## INSTRUCTION
Retype the listing that follows, exactly as written.

(Stored entries)
## begin

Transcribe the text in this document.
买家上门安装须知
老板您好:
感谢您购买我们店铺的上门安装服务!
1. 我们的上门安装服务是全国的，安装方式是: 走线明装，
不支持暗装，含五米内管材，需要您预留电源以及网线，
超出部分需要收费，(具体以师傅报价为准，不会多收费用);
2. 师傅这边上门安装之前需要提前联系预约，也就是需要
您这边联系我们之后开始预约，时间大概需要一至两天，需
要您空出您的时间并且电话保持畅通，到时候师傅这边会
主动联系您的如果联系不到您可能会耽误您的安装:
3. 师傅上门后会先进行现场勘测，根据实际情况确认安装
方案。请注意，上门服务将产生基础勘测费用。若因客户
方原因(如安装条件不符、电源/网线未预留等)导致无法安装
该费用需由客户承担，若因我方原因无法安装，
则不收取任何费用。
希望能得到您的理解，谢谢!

## end

## RESPONSE
Transcribe the text in this document.
买家上门安装须知
老板您好:
感谢您购买我们店铺的上门安装服务!
1. 我们的上门安装服务是全国的，安装方式是: 走线明装，
不支持暗装，含五米内管材，需要您预留电源以及网线，
超出部分需要收费，(具体以师傅报价为准，不会多收费用);
2. 师傅这边上门安装之前需要提前联系预约，也就是需要
您这边联系我们之后开始预约，时间大概需要一至两天，需
要您空出您的时间并且电话保持畅通，到时候师傅这边会
主动联系您的如果联系不到您可能会耽误您的安装:
3. 师傅上门后会先进行现场勘测，根据实际情况确认安装
方案。请注意，上门服务将产生基础勘测费用。若因客户
方原因(如安装条件不符、电源/网线未预留等)导致无法安装
该费用需由客户承担，若因我方原因无法安装，
则不收取任何费用。
希望能得到您的理解，谢谢!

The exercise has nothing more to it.